**PROBLEM DESCRIPTION**
Lines that include the word "三角形的角平分线" are the ones to copy.

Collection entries
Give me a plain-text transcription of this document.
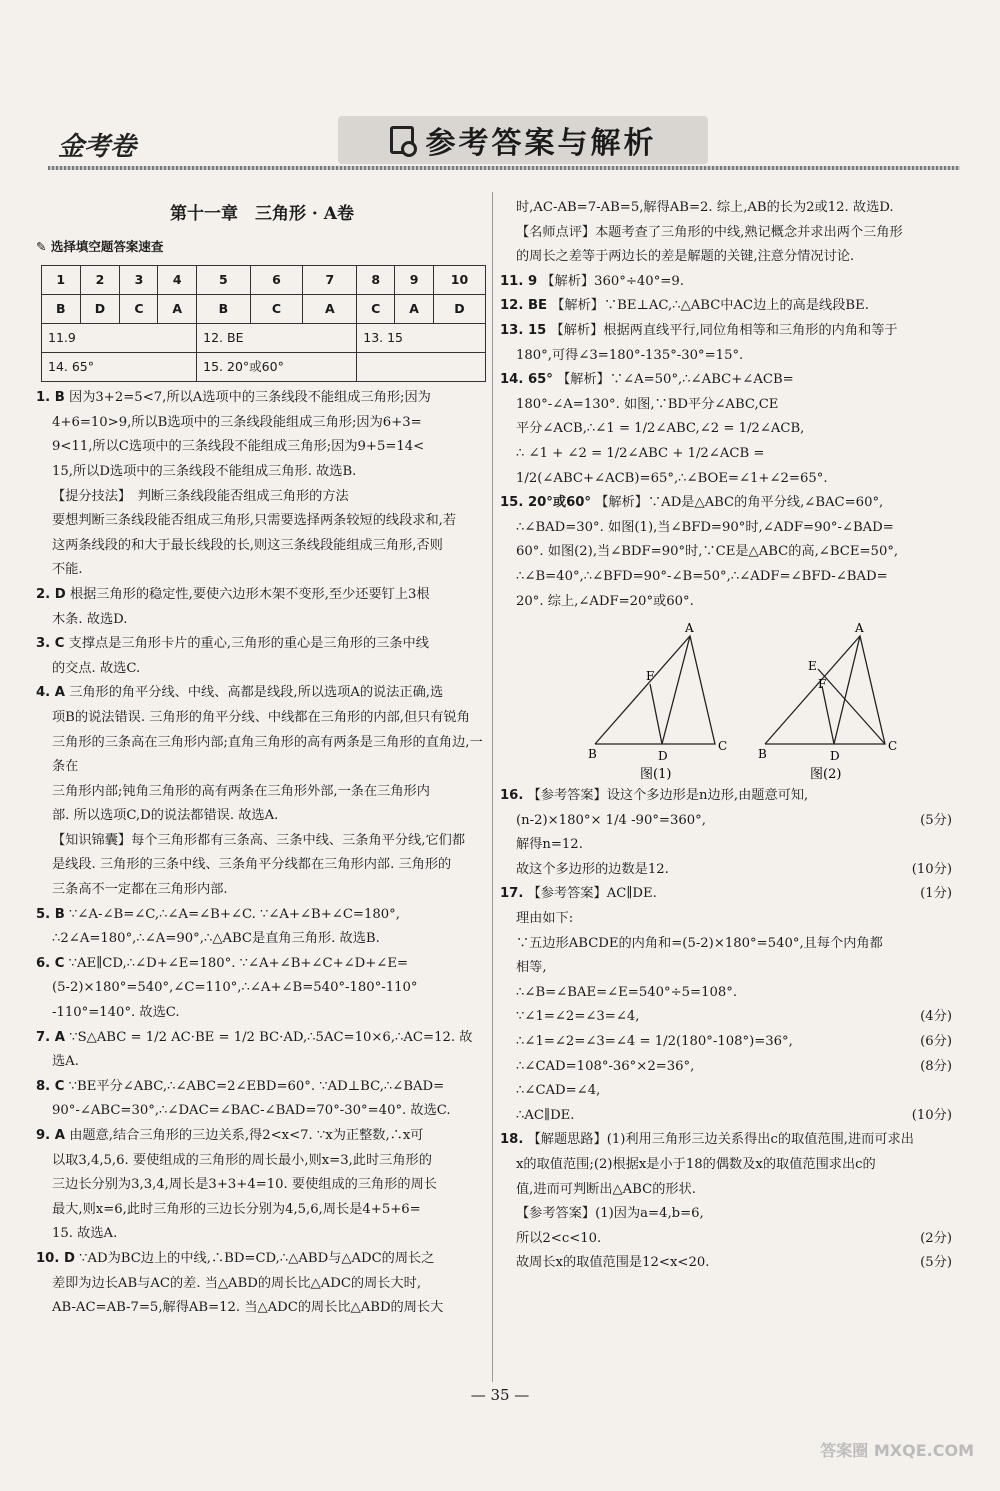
金考卷	参考答案与解析
第十一章　三角形 · A卷
✎ 选择填空题答案速查
1	2	3	4	5	6	7	8	9	10
B	D	C	A	B	C	A	C	A	D
11.9				12. BE			13. 15		
14. 65°				15. 20°或60°					
1. B 因为3+2=5<7,所以A选项中的三条线段不能组成三角形;因为
4+6=10>9,所以B选项中的三条线段能组成三角形;因为6+3=
9<11,所以C选项中的三条线段不能组成三角形;因为9+5=14<
15,所以D选项中的三条线段不能组成三角形. 故选B.
【提分技法】　判断三条线段能否组成三角形的方法
要想判断三条线段能否组成三角形,只需要选择两条较短的线段求和,若
这两条线段的和大于最长线段的长,则这三条线段能组成三角形,否则
不能.
2. D 根据三角形的稳定性,要使六边形木架不变形,至少还要钉上3根
木条. 故选D.
3. C 支撑点是三角形卡片的重心,三角形的重心是三角形的三条中线
的交点. 故选C.
4. A 三角形的角平分线、中线、高都是线段,所以选项A的说法正确,选
项B的说法错误. 三角形的角平分线、中线都在三角形的内部,但只有锐角
三角形的三条高在三角形内部;直角三角形的高有两条是三角形的直角边,一条在
三角形内部;钝角三角形的高有两条在三角形外部,一条在三角形内
部. 所以选项C,D的说法都错误. 故选A.
【知识锦囊】每个三角形都有三条高、三条中线、三条角平分线,它们都
是线段. 三角形的三条中线、三条角平分线都在三角形内部. 三角形的
三条高不一定都在三角形内部.
5. B ∵∠A-∠B=∠C,∴∠A=∠B+∠C. ∵∠A+∠B+∠C=180°,
∴2∠A=180°,∴∠A=90°,∴△ABC是直角三角形. 故选B.
6. C ∵AE∥CD,∴∠D+∠E=180°. ∵∠A+∠B+∠C+∠D+∠E=
(5-2)×180°=540°,∠C=110°,∴∠A+∠B=540°-180°-110°
-110°=140°. 故选C.
7. A ∵S△ABC = 1/2 AC·BE = 1/2 BC·AD,∴5AC=10×6,∴AC=12. 故
选A.
8. C ∵BE平分∠ABC,∴∠ABC=2∠EBD=60°. ∵AD⊥BC,∴∠BAD=
90°-∠ABC=30°,∴∠DAC=∠BAC-∠BAD=70°-30°=40°. 故选C.
9. A 由题意,结合三角形的三边关系,得2<x<7. ∵x为正整数,∴x可
以取3,4,5,6. 要使组成的三角形的周长最小,则x=3,此时三角形的
三边长分别为3,3,4,周长是3+3+4=10. 要使组成的三角形的周长
最大,则x=6,此时三角形的三边长分别为4,5,6,周长是4+5+6=
15. 故选A.
10. D ∵AD为BC边上的中线,∴BD=CD,∴△ABD与△ADC的周长之
差即为边长AB与AC的差. 当△ABD的周长比△ADC的周长大时,
AB-AC=AB-7=5,解得AB=12. 当△ADC的周长比△ABD的周长大
时,AC-AB=7-AB=5,解得AB=2. 综上,AB的长为2或12. 故选D.
【名师点评】本题考查了三角形的中线,熟记概念并求出两个三角形
的周长之差等于两边长的差是解题的关键,注意分情况讨论.
11. 9 【解析】360°÷40°=9.
12. BE 【解析】∵BE⊥AC,∴△ABC中AC边上的高是线段BE.
13. 15 【解析】根据两直线平行,同位角相等和三角形的内角和等于
180°,可得∠3=180°-135°-30°=15°.
14. 65° 【解析】∵∠A=50°,∴∠ABC+∠ACB=
180°-∠A=130°. 如图,∵BD平分∠ABC,CE
平分∠ACB,∴∠1 = 1/2∠ABC,∠2 = 1/2∠ACB,
∴ ∠1 + ∠2 = 1/2∠ABC + 1/2∠ACB =
1/2(∠ABC+∠ACB)=65°,∴∠BOE=∠1+∠2=65°.
15. 20°或60° 【解析】∵AD是△ABC的角平分线,∠BAC=60°,
∴∠BAD=30°. 如图(1),当∠BFD=90°时,∠ADF=90°-∠BAD=
60°. 如图(2),当∠BDF=90°时,∵CE是△ABC的高,∠BCE=50°,
∴∠B=40°,∴∠BFD=90°-∠B=50°,∴∠ADF=∠BFD-∠BAD=
20°. 综上,∠ADF=20°或60°.
A
B	D
C
F
A
B	D
C
E
F
图(1)	图(2)
16. 【参考答案】设这个多边形是n边形,由题意可知,
(n-2)×180°× 1/4 -90°=360°,	(5分)
解得n=12.
故这个多边形的边数是12.	(10分)
17. 【参考答案】AC∥DE.	(1分)
理由如下:
∵五边形ABCDE的内角和=(5-2)×180°=540°,且每个内角都
相等,
∴∠B=∠BAE=∠E=540°÷5=108°.
∵∠1=∠2=∠3=∠4,	(4分)
∴∠1=∠2=∠3=∠4 = 1/2(180°-108°)=36°,	(6分)
∴∠CAD=108°-36°×2=36°,	(8分)
∴∠CAD=∠4,
∴AC∥DE.	(10分)
18. 【解题思路】(1)利用三角形三边关系得出c的取值范围,进而可求出
x的取值范围;(2)根据x是小于18的偶数及x的取值范围求出c的
值,进而可判断出△ABC的形状.
【参考答案】(1)因为a=4,b=6,
所以2<c<10.	(2分)
故周长x的取值范围是12<x<20.	(5分)
— 35 —
答案圈 MXQE.COM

**COMPLETE ANSWER**
4. A 三角形的角平分线、中线、高都是线段,所以选项A的说法正确,选
项B的说法错误. 三角形的角平分线、中线都在三角形的内部,但只有锐角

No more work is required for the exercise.